◆ **Your objective**
Print all of the data exactly as written.

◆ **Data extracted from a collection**
☆ ☆ ☆ ☆
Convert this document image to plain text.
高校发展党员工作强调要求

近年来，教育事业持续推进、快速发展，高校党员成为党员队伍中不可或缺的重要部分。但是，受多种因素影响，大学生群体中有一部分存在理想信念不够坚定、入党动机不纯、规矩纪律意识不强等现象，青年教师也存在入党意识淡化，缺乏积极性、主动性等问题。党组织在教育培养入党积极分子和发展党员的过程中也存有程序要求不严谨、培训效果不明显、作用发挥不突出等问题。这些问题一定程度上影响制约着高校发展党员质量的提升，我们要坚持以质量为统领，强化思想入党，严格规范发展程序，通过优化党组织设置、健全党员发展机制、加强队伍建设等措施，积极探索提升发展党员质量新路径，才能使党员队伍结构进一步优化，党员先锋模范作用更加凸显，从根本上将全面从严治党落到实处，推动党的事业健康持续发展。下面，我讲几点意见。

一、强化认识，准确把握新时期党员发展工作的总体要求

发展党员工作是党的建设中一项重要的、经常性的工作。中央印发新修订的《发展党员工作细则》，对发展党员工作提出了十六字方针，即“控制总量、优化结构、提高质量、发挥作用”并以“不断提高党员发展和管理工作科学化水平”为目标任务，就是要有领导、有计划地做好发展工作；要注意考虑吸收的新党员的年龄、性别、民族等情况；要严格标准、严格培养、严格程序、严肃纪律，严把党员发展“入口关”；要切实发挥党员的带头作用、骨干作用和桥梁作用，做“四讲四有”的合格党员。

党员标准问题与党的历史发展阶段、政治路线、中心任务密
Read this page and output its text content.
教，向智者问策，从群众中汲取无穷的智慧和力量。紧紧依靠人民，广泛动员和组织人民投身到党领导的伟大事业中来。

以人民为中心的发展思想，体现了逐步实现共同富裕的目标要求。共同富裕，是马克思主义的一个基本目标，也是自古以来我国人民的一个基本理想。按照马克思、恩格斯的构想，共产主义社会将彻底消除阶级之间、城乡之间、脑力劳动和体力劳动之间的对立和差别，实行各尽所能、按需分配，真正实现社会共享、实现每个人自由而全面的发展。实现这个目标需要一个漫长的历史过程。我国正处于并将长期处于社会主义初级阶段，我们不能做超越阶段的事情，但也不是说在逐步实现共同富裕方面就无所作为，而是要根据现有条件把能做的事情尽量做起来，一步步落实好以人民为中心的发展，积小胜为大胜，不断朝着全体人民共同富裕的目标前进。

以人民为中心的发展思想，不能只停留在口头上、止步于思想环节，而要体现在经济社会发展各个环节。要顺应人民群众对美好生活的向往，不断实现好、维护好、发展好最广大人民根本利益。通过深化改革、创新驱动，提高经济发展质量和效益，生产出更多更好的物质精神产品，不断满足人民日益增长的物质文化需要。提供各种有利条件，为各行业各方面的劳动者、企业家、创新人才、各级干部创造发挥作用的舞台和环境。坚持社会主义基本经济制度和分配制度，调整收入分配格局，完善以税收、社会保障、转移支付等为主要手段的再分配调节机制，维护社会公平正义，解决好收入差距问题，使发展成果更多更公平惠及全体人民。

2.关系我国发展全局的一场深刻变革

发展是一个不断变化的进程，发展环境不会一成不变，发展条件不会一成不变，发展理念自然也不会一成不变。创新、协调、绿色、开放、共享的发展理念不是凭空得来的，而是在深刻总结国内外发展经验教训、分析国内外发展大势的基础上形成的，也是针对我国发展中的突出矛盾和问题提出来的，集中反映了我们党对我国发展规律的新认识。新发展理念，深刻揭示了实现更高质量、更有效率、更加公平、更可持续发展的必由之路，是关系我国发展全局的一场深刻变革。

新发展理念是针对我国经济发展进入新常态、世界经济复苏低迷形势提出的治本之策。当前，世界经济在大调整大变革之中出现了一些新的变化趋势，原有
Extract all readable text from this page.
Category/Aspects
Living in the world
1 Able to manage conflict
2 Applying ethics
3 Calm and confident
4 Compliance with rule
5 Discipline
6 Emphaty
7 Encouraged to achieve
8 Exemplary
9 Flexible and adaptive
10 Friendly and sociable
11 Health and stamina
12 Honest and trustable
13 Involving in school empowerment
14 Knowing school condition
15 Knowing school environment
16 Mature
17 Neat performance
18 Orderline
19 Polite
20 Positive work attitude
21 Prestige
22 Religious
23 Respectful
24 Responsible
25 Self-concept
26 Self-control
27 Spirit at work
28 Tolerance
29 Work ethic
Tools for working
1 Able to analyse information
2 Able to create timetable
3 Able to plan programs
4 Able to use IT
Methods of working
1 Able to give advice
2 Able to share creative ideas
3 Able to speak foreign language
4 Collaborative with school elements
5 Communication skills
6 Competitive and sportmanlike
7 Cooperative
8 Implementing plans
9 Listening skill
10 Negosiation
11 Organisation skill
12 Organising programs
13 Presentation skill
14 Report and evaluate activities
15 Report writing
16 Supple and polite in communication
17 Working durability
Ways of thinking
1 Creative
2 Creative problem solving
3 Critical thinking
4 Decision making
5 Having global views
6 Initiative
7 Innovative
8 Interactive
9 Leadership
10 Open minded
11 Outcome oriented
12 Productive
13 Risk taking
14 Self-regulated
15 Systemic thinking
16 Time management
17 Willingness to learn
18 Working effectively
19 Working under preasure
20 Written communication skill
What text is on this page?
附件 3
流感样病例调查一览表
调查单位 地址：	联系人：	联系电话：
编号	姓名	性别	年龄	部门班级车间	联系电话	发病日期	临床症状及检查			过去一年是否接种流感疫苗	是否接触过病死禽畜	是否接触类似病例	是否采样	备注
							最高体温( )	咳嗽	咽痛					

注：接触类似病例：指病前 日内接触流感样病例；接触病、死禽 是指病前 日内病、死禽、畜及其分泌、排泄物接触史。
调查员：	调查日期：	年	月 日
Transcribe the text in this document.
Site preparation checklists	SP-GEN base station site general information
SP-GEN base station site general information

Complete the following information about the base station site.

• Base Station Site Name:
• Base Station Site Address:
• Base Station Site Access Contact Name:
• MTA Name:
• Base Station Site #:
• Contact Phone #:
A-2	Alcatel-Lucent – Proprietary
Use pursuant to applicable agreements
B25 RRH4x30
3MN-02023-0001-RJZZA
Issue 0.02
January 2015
☆ ☆ ☆ ☆
◆ **Answer**
Convert this document image to plain text.
高校发展党员工作强调要求

近年来，教育事业持续推进、快速发展，高校党员成为党员队伍中不可或缺的重要部分。但是，受多种因素影响，大学生群体中有一部分存在理想信念不够坚定、入党动机不纯、规矩纪律意识不强等现象，青年教师也存在入党意识淡化，缺乏积极性、主动性等问题。党组织在教育培养入党积极分子和发展党员的过程中也存有程序要求不严谨、培训效果不明显、作用发挥不突出等问题。这些问题一定程度上影响制约着高校发展党员质量的提升，我们要坚持以质量为统领，强化思想入党，严格规范发展程序，通过优化党组织设置、健全党员发展机制、加强队伍建设等措施，积极探索提升发展党员质量新路径，才能使党员队伍结构进一步优化，党员先锋模范作用更加凸显，从根本上将全面从严治党落到实处，推动党的事业健康持续发展。下面，我讲几点意见。

一、强化认识，准确把握新时期党员发展工作的总体要求

发展党员工作是党的建设中一项重要的、经常性的工作。中央印发新修订的《发展党员工作细则》，对发展党员工作提出了十六字方针，即“控制总量、优化结构、提高质量、发挥作用”并以“不断提高党员发展和管理工作科学化水平”为目标任务，就是要有领导、有计划地做好发展工作；要注意考虑吸收的新党员的年龄、性别、民族等情况；要严格标准、严格培养、严格程序、严肃纪律，严把党员发展“入口关”；要切实发挥党员的带头作用、骨干作用和桥梁作用，做“四讲四有”的合格党员。

党员标准问题与党的历史发展阶段、政治路线、中心任务密
Read this page and output its text content.
教，向智者问策，从群众中汲取无穷的智慧和力量。紧紧依靠人民，广泛动员和组织人民投身到党领导的伟大事业中来。

以人民为中心的发展思想，体现了逐步实现共同富裕的目标要求。共同富裕，是马克思主义的一个基本目标，也是自古以来我国人民的一个基本理想。按照马克思、恩格斯的构想，共产主义社会将彻底消除阶级之间、城乡之间、脑力劳动和体力劳动之间的对立和差别，实行各尽所能、按需分配，真正实现社会共享、实现每个人自由而全面的发展。实现这个目标需要一个漫长的历史过程。我国正处于并将长期处于社会主义初级阶段，我们不能做超越阶段的事情，但也不是说在逐步实现共同富裕方面就无所作为，而是要根据现有条件把能做的事情尽量做起来，一步步落实好以人民为中心的发展，积小胜为大胜，不断朝着全体人民共同富裕的目标前进。

以人民为中心的发展思想，不能只停留在口头上、止步于思想环节，而要体现在经济社会发展各个环节。要顺应人民群众对美好生活的向往，不断实现好、维护好、发展好最广大人民根本利益。通过深化改革、创新驱动，提高经济发展质量和效益，生产出更多更好的物质精神产品，不断满足人民日益增长的物质文化需要。提供各种有利条件，为各行业各方面的劳动者、企业家、创新人才、各级干部创造发挥作用的舞台和环境。坚持社会主义基本经济制度和分配制度，调整收入分配格局，完善以税收、社会保障、转移支付等为主要手段的再分配调节机制，维护社会公平正义，解决好收入差距问题，使发展成果更多更公平惠及全体人民。

2.关系我国发展全局的一场深刻变革

发展是一个不断变化的进程，发展环境不会一成不变，发展条件不会一成不变，发展理念自然也不会一成不变。创新、协调、绿色、开放、共享的发展理念不是凭空得来的，而是在深刻总结国内外发展经验教训、分析国内外发展大势的基础上形成的，也是针对我国发展中的突出矛盾和问题提出来的，集中反映了我们党对我国发展规律的新认识。新发展理念，深刻揭示了实现更高质量、更有效率、更加公平、更可持续发展的必由之路，是关系我国发展全局的一场深刻变革。

新发展理念是针对我国经济发展进入新常态、世界经济复苏低迷形势提出的治本之策。当前，世界经济在大调整大变革之中出现了一些新的变化趋势，原有
Extract all readable text from this page.
Category/Aspects
Living in the world
1 Able to manage conflict
2 Applying ethics
3 Calm and confident
4 Compliance with rule
5 Discipline
6 Emphaty
7 Encouraged to achieve
8 Exemplary
9 Flexible and adaptive
10 Friendly and sociable
11 Health and stamina
12 Honest and trustable
13 Involving in school empowerment
14 Knowing school condition
15 Knowing school environment
16 Mature
17 Neat performance
18 Orderline
19 Polite
20 Positive work attitude
21 Prestige
22 Religious
23 Respectful
24 Responsible
25 Self-concept
26 Self-control
27 Spirit at work
28 Tolerance
29 Work ethic
Tools for working
1 Able to analyse information
2 Able to create timetable
3 Able to plan programs
4 Able to use IT
Methods of working
1 Able to give advice
2 Able to share creative ideas
3 Able to speak foreign language
4 Collaborative with school elements
5 Communication skills
6 Competitive and sportmanlike
7 Cooperative
8 Implementing plans
9 Listening skill
10 Negosiation
11 Organisation skill
12 Organising programs
13 Presentation skill
14 Report and evaluate activities
15 Report writing
16 Supple and polite in communication
17 Working durability
Ways of thinking
1 Creative
2 Creative problem solving
3 Critical thinking
4 Decision making
5 Having global views
6 Initiative
7 Innovative
8 Interactive
9 Leadership
10 Open minded
11 Outcome oriented
12 Productive
13 Risk taking
14 Self-regulated
15 Systemic thinking
16 Time management
17 Willingness to learn
18 Working effectively
19 Working under preasure
20 Written communication skill
What text is on this page?
附件 3
流感样病例调查一览表
调查单位 地址：	联系人：	联系电话：
编号	姓名	性别	年龄	部门班级车间	联系电话	发病日期	临床症状及检查			过去一年是否接种流感疫苗	是否接触过病死禽畜	是否接触类似病例	是否采样	备注
							最高体温( )	咳嗽	咽痛					

注：接触类似病例：指病前 日内接触流感样病例；接触病、死禽 是指病前 日内病、死禽、畜及其分泌、排泄物接触史。
调查员：	调查日期：	年	月 日
Transcribe the text in this document.
Site preparation checklists	SP-GEN base station site general information
SP-GEN base station site general information

Complete the following information about the base station site.

• Base Station Site Name:
• Base Station Site Address:
• Base Station Site Access Contact Name:
• MTA Name:
• Base Station Site #:
• Contact Phone #:
A-2	Alcatel-Lucent – Proprietary
Use pursuant to applicable agreements
B25 RRH4x30
3MN-02023-0001-RJZZA
Issue 0.02
January 2015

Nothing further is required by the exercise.